◆ Instruction: In every item below, rename "size-centimeters" to "size-metric" and give the lines again with nothing else changed.

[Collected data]
/---

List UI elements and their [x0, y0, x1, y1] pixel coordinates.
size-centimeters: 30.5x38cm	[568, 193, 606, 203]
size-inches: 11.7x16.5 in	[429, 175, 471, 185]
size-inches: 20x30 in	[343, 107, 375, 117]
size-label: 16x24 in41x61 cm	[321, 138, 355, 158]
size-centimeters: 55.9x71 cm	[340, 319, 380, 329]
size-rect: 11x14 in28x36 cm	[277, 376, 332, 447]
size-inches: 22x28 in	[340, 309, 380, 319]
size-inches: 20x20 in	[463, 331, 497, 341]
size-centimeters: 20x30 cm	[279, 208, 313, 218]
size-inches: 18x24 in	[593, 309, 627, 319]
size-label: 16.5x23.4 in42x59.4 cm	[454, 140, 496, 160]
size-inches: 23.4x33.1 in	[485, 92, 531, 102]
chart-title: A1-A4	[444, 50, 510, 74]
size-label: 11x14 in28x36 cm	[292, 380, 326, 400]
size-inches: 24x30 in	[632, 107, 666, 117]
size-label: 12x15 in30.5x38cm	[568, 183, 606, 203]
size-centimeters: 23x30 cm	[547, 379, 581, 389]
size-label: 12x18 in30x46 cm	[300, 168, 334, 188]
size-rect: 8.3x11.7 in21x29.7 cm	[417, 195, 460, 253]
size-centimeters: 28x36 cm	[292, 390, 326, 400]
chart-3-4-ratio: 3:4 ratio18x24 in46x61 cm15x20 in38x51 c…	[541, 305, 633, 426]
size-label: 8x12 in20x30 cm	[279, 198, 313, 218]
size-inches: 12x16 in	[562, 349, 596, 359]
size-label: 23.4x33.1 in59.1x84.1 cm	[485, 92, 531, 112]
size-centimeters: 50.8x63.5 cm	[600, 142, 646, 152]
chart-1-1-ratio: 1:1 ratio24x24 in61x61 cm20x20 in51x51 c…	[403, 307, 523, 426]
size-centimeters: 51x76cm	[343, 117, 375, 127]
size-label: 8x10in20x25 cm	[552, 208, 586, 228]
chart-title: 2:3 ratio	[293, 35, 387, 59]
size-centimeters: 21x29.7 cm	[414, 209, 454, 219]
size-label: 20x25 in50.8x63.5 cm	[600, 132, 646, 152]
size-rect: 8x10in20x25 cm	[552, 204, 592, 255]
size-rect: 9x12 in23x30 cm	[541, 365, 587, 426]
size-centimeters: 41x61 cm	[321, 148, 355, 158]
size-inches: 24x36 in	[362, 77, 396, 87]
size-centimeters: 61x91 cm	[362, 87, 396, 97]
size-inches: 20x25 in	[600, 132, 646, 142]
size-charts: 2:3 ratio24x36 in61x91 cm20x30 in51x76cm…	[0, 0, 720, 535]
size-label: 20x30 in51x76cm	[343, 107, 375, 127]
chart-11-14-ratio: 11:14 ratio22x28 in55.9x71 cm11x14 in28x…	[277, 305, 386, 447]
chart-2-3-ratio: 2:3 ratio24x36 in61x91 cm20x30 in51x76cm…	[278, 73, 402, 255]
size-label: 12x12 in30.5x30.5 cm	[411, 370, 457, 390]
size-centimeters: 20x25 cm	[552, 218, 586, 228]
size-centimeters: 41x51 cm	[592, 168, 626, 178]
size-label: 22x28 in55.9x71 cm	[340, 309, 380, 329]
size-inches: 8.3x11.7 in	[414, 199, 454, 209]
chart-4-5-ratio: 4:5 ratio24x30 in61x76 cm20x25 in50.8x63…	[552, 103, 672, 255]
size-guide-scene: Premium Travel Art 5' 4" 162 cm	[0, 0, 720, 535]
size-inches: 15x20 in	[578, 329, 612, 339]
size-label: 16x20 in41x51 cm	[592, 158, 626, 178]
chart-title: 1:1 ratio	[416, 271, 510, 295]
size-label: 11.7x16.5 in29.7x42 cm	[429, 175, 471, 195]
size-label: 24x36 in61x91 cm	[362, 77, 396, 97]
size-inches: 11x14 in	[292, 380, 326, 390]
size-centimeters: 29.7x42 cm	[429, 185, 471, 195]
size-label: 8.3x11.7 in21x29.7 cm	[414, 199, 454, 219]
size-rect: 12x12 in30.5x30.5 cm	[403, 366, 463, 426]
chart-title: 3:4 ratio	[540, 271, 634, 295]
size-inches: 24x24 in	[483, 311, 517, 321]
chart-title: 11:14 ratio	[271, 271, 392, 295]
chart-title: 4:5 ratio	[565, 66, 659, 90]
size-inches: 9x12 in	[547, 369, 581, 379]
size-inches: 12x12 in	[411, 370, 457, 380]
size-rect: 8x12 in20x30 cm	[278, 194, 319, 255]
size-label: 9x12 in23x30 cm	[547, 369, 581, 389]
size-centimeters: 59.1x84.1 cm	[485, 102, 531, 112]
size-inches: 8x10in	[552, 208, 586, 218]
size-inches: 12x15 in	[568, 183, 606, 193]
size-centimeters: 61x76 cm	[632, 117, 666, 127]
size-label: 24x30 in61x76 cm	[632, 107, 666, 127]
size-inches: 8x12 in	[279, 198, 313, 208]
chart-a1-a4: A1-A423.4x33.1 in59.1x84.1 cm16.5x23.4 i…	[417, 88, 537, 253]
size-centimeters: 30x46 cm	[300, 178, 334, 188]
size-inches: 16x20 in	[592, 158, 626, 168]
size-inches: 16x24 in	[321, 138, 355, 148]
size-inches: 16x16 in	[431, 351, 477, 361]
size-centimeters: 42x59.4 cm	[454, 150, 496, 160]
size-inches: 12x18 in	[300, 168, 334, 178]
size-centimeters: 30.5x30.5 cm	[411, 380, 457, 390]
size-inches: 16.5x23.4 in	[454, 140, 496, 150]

\---

◆ Answer to the problem:
List UI elements and their [x0, y0, x1, y1] pixel coordinates.
size-metric: 30.5x38cm	[568, 193, 606, 203]
size-inches: 11.7x16.5 in	[429, 175, 471, 185]
size-inches: 20x30 in	[343, 107, 375, 117]
size-label: 16x24 in41x61 cm	[321, 138, 355, 158]
size-metric: 55.9x71 cm	[340, 319, 380, 329]
size-rect: 11x14 in28x36 cm	[277, 376, 332, 447]
size-inches: 22x28 in	[340, 309, 380, 319]
size-inches: 20x20 in	[463, 331, 497, 341]
size-metric: 20x30 cm	[279, 208, 313, 218]
size-inches: 18x24 in	[593, 309, 627, 319]
size-label: 16.5x23.4 in42x59.4 cm	[454, 140, 496, 160]
size-inches: 23.4x33.1 in	[485, 92, 531, 102]
chart-title: A1-A4	[444, 50, 510, 74]
size-label: 11x14 in28x36 cm	[292, 380, 326, 400]
size-inches: 24x30 in	[632, 107, 666, 117]
size-label: 12x15 in30.5x38cm	[568, 183, 606, 203]
size-metric: 23x30 cm	[547, 379, 581, 389]
size-label: 12x18 in30x46 cm	[300, 168, 334, 188]
size-rect: 8.3x11.7 in21x29.7 cm	[417, 195, 460, 253]
size-metric: 28x36 cm	[292, 390, 326, 400]
chart-3-4-ratio: 3:4 ratio18x24 in46x61 cm15x20 in38x51 c…	[541, 305, 633, 426]
size-label: 8x12 in20x30 cm	[279, 198, 313, 218]
size-inches: 12x16 in	[562, 349, 596, 359]
size-label: 23.4x33.1 in59.1x84.1 cm	[485, 92, 531, 112]
size-metric: 50.8x63.5 cm	[600, 142, 646, 152]
chart-1-1-ratio: 1:1 ratio24x24 in61x61 cm20x20 in51x51 c…	[403, 307, 523, 426]
size-metric: 51x76cm	[343, 117, 375, 127]
size-label: 8x10in20x25 cm	[552, 208, 586, 228]
chart-title: 2:3 ratio	[293, 35, 387, 59]
size-metric: 21x29.7 cm	[414, 209, 454, 219]
size-label: 20x25 in50.8x63.5 cm	[600, 132, 646, 152]
size-rect: 8x10in20x25 cm	[552, 204, 592, 255]
size-rect: 9x12 in23x30 cm	[541, 365, 587, 426]
size-metric: 41x61 cm	[321, 148, 355, 158]
size-inches: 24x36 in	[362, 77, 396, 87]
size-metric: 61x91 cm	[362, 87, 396, 97]
size-inches: 20x25 in	[600, 132, 646, 142]
size-charts: 2:3 ratio24x36 in61x91 cm20x30 in51x76cm…	[0, 0, 720, 535]
size-label: 20x30 in51x76cm	[343, 107, 375, 127]
chart-11-14-ratio: 11:14 ratio22x28 in55.9x71 cm11x14 in28x…	[277, 305, 386, 447]
chart-2-3-ratio: 2:3 ratio24x36 in61x91 cm20x30 in51x76cm…	[278, 73, 402, 255]
size-label: 12x12 in30.5x30.5 cm	[411, 370, 457, 390]
size-metric: 20x25 cm	[552, 218, 586, 228]
size-metric: 41x51 cm	[592, 168, 626, 178]
size-label: 22x28 in55.9x71 cm	[340, 309, 380, 329]
size-inches: 8.3x11.7 in	[414, 199, 454, 209]
chart-4-5-ratio: 4:5 ratio24x30 in61x76 cm20x25 in50.8x63…	[552, 103, 672, 255]
size-guide-scene: Premium Travel Art 5' 4" 162 cm	[0, 0, 720, 535]
size-inches: 15x20 in	[578, 329, 612, 339]
size-label: 16x20 in41x51 cm	[592, 158, 626, 178]
chart-title: 1:1 ratio	[416, 271, 510, 295]
size-label: 11.7x16.5 in29.7x42 cm	[429, 175, 471, 195]
size-label: 24x36 in61x91 cm	[362, 77, 396, 97]
size-inches: 11x14 in	[292, 380, 326, 390]
size-metric: 29.7x42 cm	[429, 185, 471, 195]
size-label: 8.3x11.7 in21x29.7 cm	[414, 199, 454, 219]
size-rect: 12x12 in30.5x30.5 cm	[403, 366, 463, 426]
chart-title: 3:4 ratio	[540, 271, 634, 295]
size-inches: 24x24 in	[483, 311, 517, 321]
chart-title: 11:14 ratio	[271, 271, 392, 295]
chart-title: 4:5 ratio	[565, 66, 659, 90]
size-inches: 9x12 in	[547, 369, 581, 379]
size-inches: 12x12 in	[411, 370, 457, 380]
size-rect: 8x12 in20x30 cm	[278, 194, 319, 255]
size-label: 9x12 in23x30 cm	[547, 369, 581, 389]
size-metric: 59.1x84.1 cm	[485, 102, 531, 112]
size-inches: 8x10in	[552, 208, 586, 218]
size-inches: 12x15 in	[568, 183, 606, 193]
size-metric: 61x76 cm	[632, 117, 666, 127]
size-label: 24x30 in61x76 cm	[632, 107, 666, 127]
size-inches: 8x12 in	[279, 198, 313, 208]
chart-a1-a4: A1-A423.4x33.1 in59.1x84.1 cm16.5x23.4 i…	[417, 88, 537, 253]
size-metric: 30x46 cm	[300, 178, 334, 188]
size-inches: 16x20 in	[592, 158, 626, 168]
size-inches: 16x24 in	[321, 138, 355, 148]
size-inches: 16x16 in	[431, 351, 477, 361]
size-metric: 42x59.4 cm	[454, 150, 496, 160]
size-inches: 12x18 in	[300, 168, 334, 178]
size-metric: 30.5x30.5 cm	[411, 380, 457, 390]
size-inches: 16.5x23.4 in	[454, 140, 496, 150]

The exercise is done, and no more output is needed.